Extracted data.
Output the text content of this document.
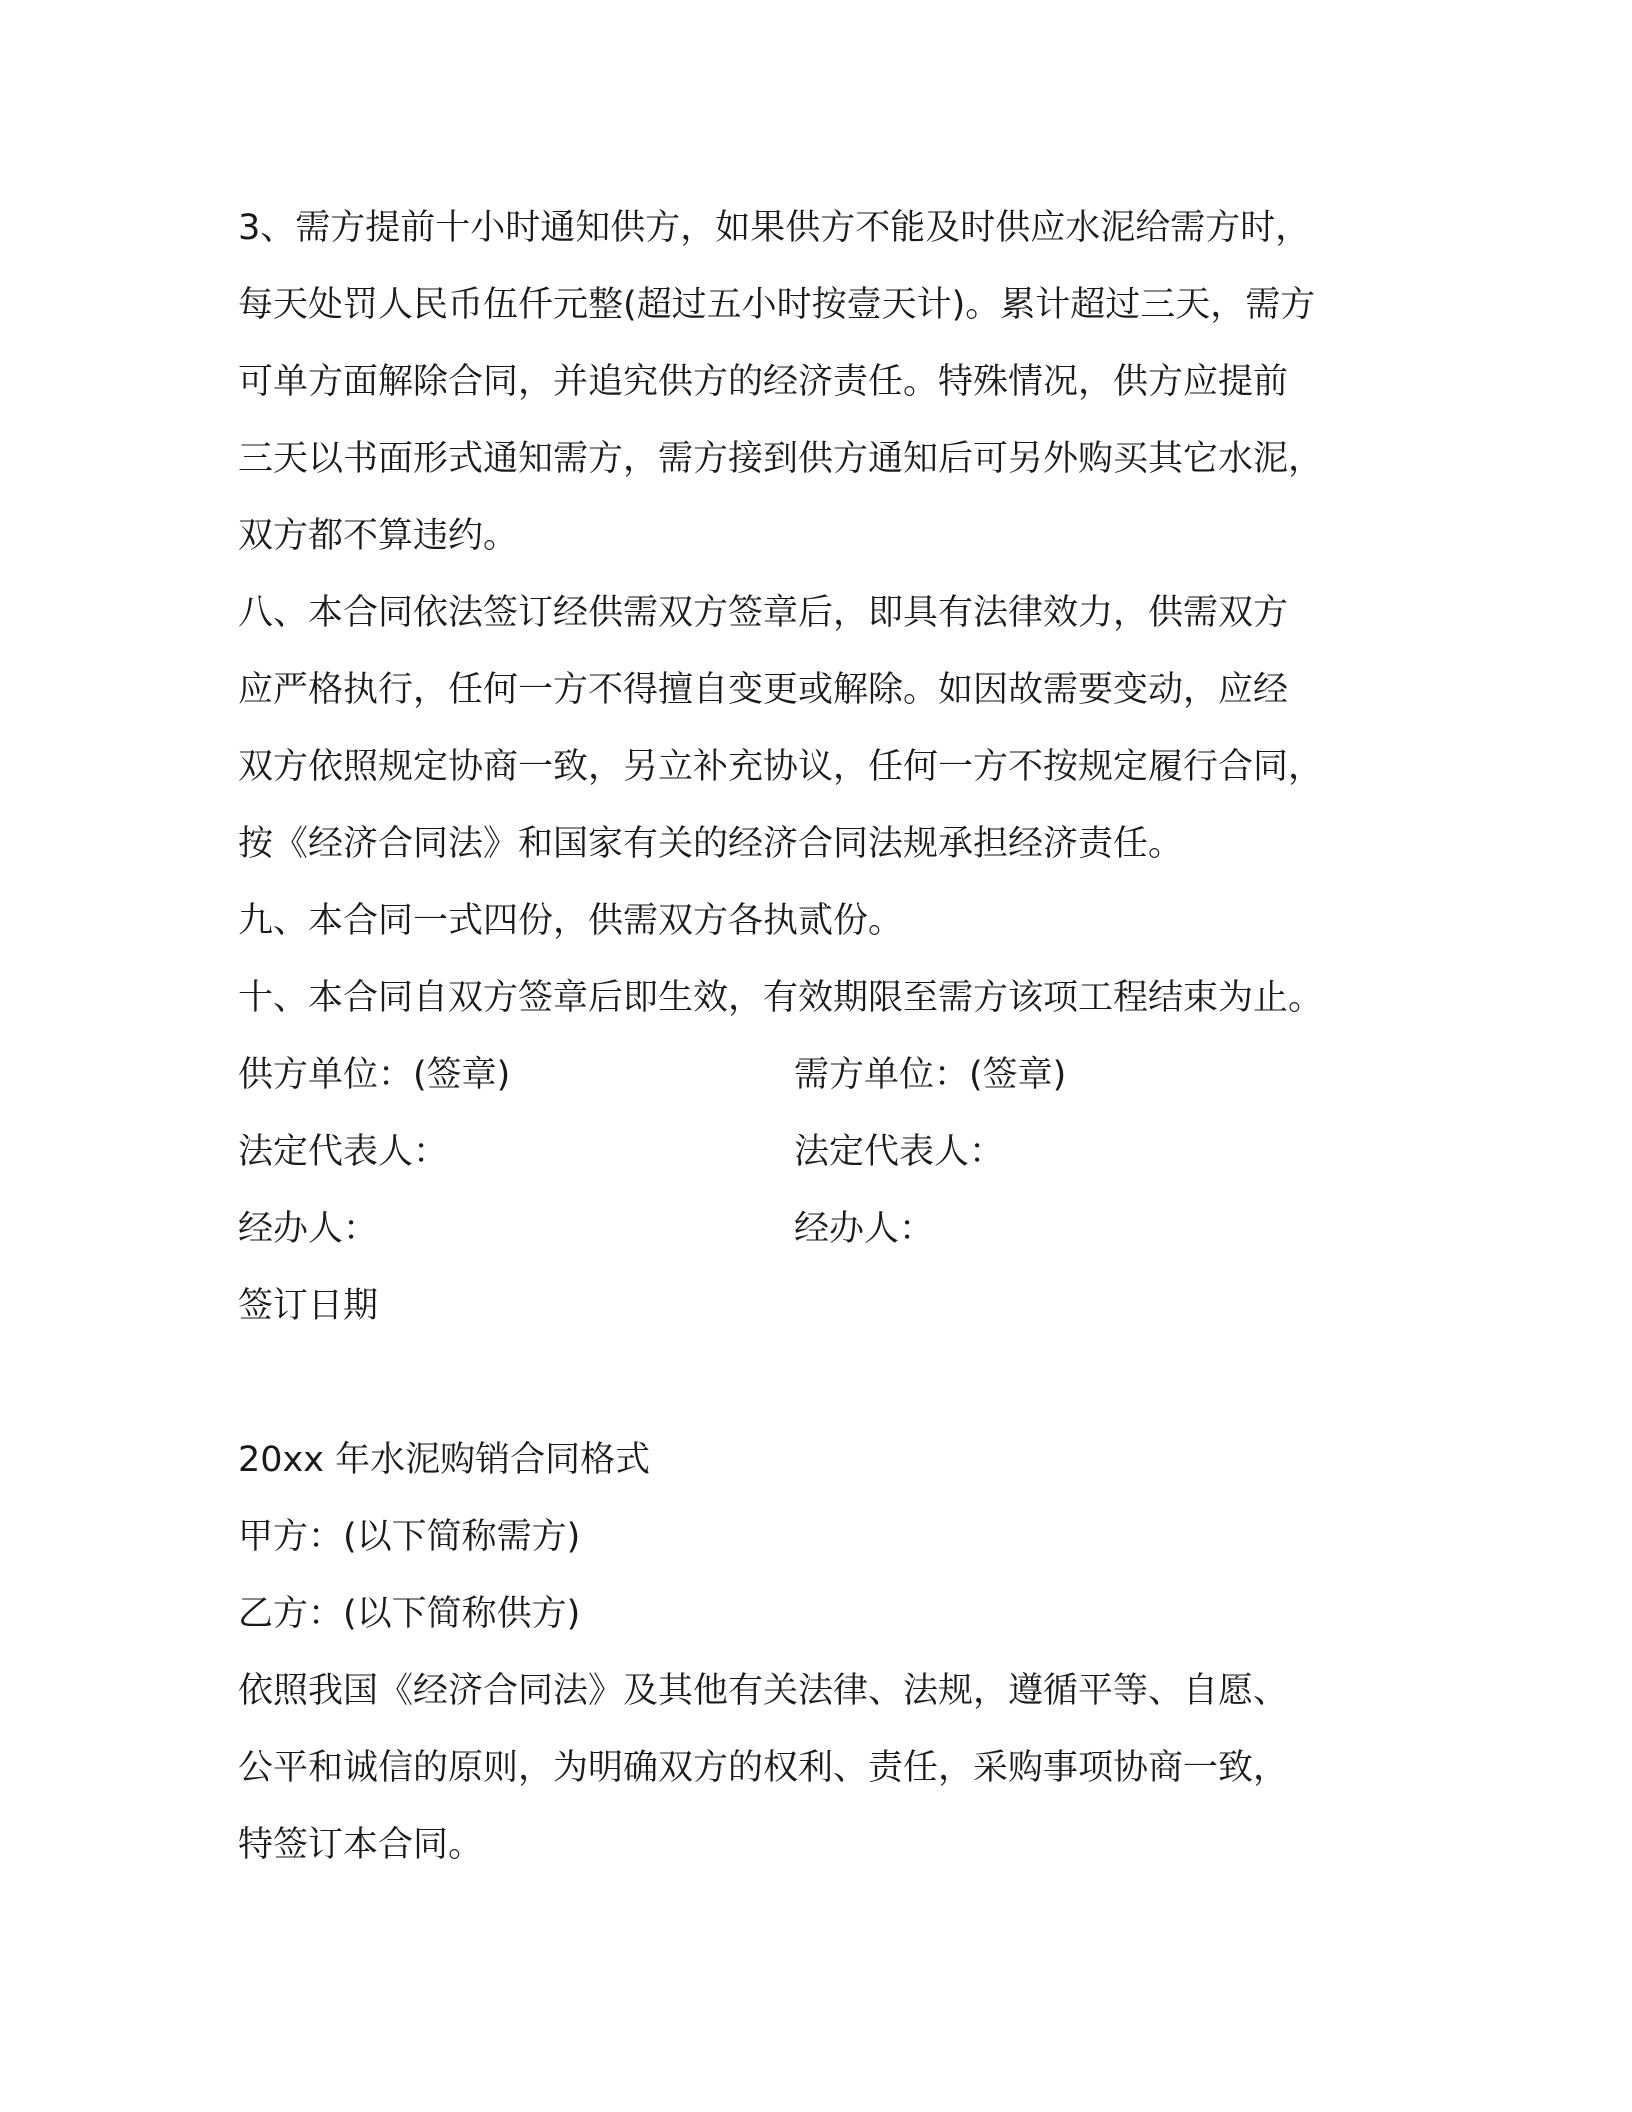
3、需方提前十小时通知供方，如果供方不能及时供应水泥给需方时，
每天处罚人民币伍仟元整(超过五小时按壹天计)。累计超过三天，需方
可单方面解除合同，并追究供方的经济责任。特殊情况，供方应提前
三天以书面形式通知需方，需方接到供方通知后可另外购买其它水泥，
双方都不算违约。
八、本合同依法签订经供需双方签章后，即具有法律效力，供需双方
应严格执行，任何一方不得擅自变更或解除。如因故需要变动，应经
双方依照规定协商一致，另立补充协议，任何一方不按规定履行合同，
按《经济合同法》和国家有关的经济合同法规承担经济责任。
九、本合同一式四份，供需双方各执贰份。
十、本合同自双方签章后即生效，有效期限至需方该项工程结束为止。
供方单位：(签章)	需方单位：(签章)
法定代表人：	法定代表人：
经办人：	经办人：
签订日期
20xx 年水泥购销合同格式
甲方：(以下简称需方)
乙方：(以下简称供方)
依照我国《经济合同法》及其他有关法律、法规，遵循平等、自愿、
公平和诚信的原则，为明确双方的权利、责任，采购事项协商一致，
特签订本合同。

What you need to do. Determine how many lines contain the word "经济合同法" and reply with that number alone.

Task answer. 2